Figure record listings:
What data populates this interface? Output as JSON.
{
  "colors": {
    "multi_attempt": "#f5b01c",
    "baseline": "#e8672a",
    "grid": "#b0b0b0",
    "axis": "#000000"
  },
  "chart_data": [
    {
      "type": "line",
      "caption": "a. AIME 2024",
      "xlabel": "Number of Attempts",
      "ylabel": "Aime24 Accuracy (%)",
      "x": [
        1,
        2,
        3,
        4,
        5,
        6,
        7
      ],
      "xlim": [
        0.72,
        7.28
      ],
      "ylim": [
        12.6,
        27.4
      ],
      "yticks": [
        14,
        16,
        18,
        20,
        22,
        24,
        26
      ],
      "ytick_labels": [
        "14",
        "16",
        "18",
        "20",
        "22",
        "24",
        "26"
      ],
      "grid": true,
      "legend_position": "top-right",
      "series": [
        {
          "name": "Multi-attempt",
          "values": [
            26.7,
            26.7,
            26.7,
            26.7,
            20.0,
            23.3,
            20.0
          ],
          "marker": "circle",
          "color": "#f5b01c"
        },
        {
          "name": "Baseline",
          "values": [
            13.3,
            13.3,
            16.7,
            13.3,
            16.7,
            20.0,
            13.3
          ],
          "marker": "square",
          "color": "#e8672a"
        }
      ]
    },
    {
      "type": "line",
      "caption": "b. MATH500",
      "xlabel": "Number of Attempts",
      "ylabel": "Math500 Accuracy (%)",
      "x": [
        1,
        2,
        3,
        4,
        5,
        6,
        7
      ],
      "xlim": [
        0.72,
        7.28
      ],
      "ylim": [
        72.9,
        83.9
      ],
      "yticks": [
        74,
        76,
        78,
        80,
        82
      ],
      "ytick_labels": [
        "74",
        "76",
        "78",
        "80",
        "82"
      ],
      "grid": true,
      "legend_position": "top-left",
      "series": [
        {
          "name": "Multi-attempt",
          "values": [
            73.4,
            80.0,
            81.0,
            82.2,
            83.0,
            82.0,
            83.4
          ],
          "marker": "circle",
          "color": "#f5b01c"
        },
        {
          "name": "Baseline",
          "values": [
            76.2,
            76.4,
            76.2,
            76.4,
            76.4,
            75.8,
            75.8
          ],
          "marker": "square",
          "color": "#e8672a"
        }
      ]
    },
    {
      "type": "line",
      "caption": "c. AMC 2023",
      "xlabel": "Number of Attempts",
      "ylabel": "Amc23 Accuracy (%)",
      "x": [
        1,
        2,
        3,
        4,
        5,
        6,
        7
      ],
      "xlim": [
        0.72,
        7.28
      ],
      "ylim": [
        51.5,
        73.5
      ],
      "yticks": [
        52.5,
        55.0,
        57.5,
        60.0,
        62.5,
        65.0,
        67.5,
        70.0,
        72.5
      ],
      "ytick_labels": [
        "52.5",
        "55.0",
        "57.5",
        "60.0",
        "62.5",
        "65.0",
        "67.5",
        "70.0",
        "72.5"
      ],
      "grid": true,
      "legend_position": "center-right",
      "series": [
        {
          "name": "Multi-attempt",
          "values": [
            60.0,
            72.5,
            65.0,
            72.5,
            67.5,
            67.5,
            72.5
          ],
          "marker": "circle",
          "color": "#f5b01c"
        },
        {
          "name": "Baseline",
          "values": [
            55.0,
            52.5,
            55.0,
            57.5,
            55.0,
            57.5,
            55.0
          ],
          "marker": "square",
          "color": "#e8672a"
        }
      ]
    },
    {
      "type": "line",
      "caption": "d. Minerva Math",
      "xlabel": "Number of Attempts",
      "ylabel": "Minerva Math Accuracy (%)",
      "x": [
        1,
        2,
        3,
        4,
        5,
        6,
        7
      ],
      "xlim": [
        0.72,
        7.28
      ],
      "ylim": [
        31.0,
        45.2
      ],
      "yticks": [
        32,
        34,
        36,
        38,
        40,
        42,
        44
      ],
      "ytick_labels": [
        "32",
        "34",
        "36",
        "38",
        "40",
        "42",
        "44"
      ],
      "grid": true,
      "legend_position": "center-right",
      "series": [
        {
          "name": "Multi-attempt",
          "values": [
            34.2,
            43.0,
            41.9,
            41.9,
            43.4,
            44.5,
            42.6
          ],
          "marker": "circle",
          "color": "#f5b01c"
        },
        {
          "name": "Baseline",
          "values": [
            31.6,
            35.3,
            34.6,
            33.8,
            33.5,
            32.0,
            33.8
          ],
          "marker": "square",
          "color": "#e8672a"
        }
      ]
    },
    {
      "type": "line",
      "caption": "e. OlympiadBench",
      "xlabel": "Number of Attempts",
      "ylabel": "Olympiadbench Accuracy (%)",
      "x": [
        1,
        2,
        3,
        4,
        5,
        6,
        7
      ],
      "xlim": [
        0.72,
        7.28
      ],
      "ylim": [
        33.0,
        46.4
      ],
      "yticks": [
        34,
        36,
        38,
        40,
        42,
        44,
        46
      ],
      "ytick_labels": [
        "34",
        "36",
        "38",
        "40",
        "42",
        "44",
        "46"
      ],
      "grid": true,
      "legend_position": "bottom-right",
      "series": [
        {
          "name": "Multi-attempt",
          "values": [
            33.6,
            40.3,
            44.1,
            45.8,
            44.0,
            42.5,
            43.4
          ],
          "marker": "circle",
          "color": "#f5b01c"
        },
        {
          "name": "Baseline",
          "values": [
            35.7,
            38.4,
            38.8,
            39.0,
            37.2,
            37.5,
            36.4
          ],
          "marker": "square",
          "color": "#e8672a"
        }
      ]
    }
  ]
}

Work to do: Output the data above exactly, please, line for line.

Response:
What data populates this interface? Output as JSON.
{
  "colors": {
    "multi_attempt": "#f5b01c",
    "baseline": "#e8672a",
    "grid": "#b0b0b0",
    "axis": "#000000"
  },
  "chart_data": [
    {
      "type": "line",
      "caption": "a. AIME 2024",
      "xlabel": "Number of Attempts",
      "ylabel": "Aime24 Accuracy (%)",
      "x": [
        1,
        2,
        3,
        4,
        5,
        6,
        7
      ],
      "xlim": [
        0.72,
        7.28
      ],
      "ylim": [
        12.6,
        27.4
      ],
      "yticks": [
        14,
        16,
        18,
        20,
        22,
        24,
        26
      ],
      "ytick_labels": [
        "14",
        "16",
        "18",
        "20",
        "22",
        "24",
        "26"
      ],
      "grid": true,
      "legend_position": "top-right",
      "series": [
        {
          "name": "Multi-attempt",
          "values": [
            26.7,
            26.7,
            26.7,
            26.7,
            20.0,
            23.3,
            20.0
          ],
          "marker": "circle",
          "color": "#f5b01c"
        },
        {
          "name": "Baseline",
          "values": [
            13.3,
            13.3,
            16.7,
            13.3,
            16.7,
            20.0,
            13.3
          ],
          "marker": "square",
          "color": "#e8672a"
        }
      ]
    },
    {
      "type": "line",
      "caption": "b. MATH500",
      "xlabel": "Number of Attempts",
      "ylabel": "Math500 Accuracy (%)",
      "x": [
        1,
        2,
        3,
        4,
        5,
        6,
        7
      ],
      "xlim": [
        0.72,
        7.28
      ],
      "ylim": [
        72.9,
        83.9
      ],
      "yticks": [
        74,
        76,
        78,
        80,
        82
      ],
      "ytick_labels": [
        "74",
        "76",
        "78",
        "80",
        "82"
      ],
      "grid": true,
      "legend_position": "top-left",
      "series": [
        {
          "name": "Multi-attempt",
          "values": [
            73.4,
            80.0,
            81.0,
            82.2,
            83.0,
            82.0,
            83.4
          ],
          "marker": "circle",
          "color": "#f5b01c"
        },
        {
          "name": "Baseline",
          "values": [
            76.2,
            76.4,
            76.2,
            76.4,
            76.4,
            75.8,
            75.8
          ],
          "marker": "square",
          "color": "#e8672a"
        }
      ]
    },
    {
      "type": "line",
      "caption": "c. AMC 2023",
      "xlabel": "Number of Attempts",
      "ylabel": "Amc23 Accuracy (%)",
      "x": [
        1,
        2,
        3,
        4,
        5,
        6,
        7
      ],
      "xlim": [
        0.72,
        7.28
      ],
      "ylim": [
        51.5,
        73.5
      ],
      "yticks": [
        52.5,
        55.0,
        57.5,
        60.0,
        62.5,
        65.0,
        67.5,
        70.0,
        72.5
      ],
      "ytick_labels": [
        "52.5",
        "55.0",
        "57.5",
        "60.0",
        "62.5",
        "65.0",
        "67.5",
        "70.0",
        "72.5"
      ],
      "grid": true,
      "legend_position": "center-right",
      "series": [
        {
          "name": "Multi-attempt",
          "values": [
            60.0,
            72.5,
            65.0,
            72.5,
            67.5,
            67.5,
            72.5
          ],
          "marker": "circle",
          "color": "#f5b01c"
        },
        {
          "name": "Baseline",
          "values": [
            55.0,
            52.5,
            55.0,
            57.5,
            55.0,
            57.5,
            55.0
          ],
          "marker": "square",
          "color": "#e8672a"
        }
      ]
    },
    {
      "type": "line",
      "caption": "d. Minerva Math",
      "xlabel": "Number of Attempts",
      "ylabel": "Minerva Math Accuracy (%)",
      "x": [
        1,
        2,
        3,
        4,
        5,
        6,
        7
      ],
      "xlim": [
        0.72,
        7.28
      ],
      "ylim": [
        31.0,
        45.2
      ],
      "yticks": [
        32,
        34,
        36,
        38,
        40,
        42,
        44
      ],
      "ytick_labels": [
        "32",
        "34",
        "36",
        "38",
        "40",
        "42",
        "44"
      ],
      "grid": true,
      "legend_position": "center-right",
      "series": [
        {
          "name": "Multi-attempt",
          "values": [
            34.2,
            43.0,
            41.9,
            41.9,
            43.4,
            44.5,
            42.6
          ],
          "marker": "circle",
          "color": "#f5b01c"
        },
        {
          "name": "Baseline",
          "values": [
            31.6,
            35.3,
            34.6,
            33.8,
            33.5,
            32.0,
            33.8
          ],
          "marker": "square",
          "color": "#e8672a"
        }
      ]
    },
    {
      "type": "line",
      "caption": "e. OlympiadBench",
      "xlabel": "Number of Attempts",
      "ylabel": "Olympiadbench Accuracy (%)",
      "x": [
        1,
        2,
        3,
        4,
        5,
        6,
        7
      ],
      "xlim": [
        0.72,
        7.28
      ],
      "ylim": [
        33.0,
        46.4
      ],
      "yticks": [
        34,
        36,
        38,
        40,
        42,
        44,
        46
      ],
      "ytick_labels": [
        "34",
        "36",
        "38",
        "40",
        "42",
        "44",
        "46"
      ],
      "grid": true,
      "legend_position": "bottom-right",
      "series": [
        {
          "name": "Multi-attempt",
          "values": [
            33.6,
            40.3,
            44.1,
            45.8,
            44.0,
            42.5,
            43.4
          ],
          "marker": "circle",
          "color": "#f5b01c"
        },
        {
          "name": "Baseline",
          "values": [
            35.7,
            38.4,
            38.8,
            39.0,
            37.2,
            37.5,
            36.4
          ],
          "marker": "square",
          "color": "#e8672a"
        }
      ]
    }
  ]
}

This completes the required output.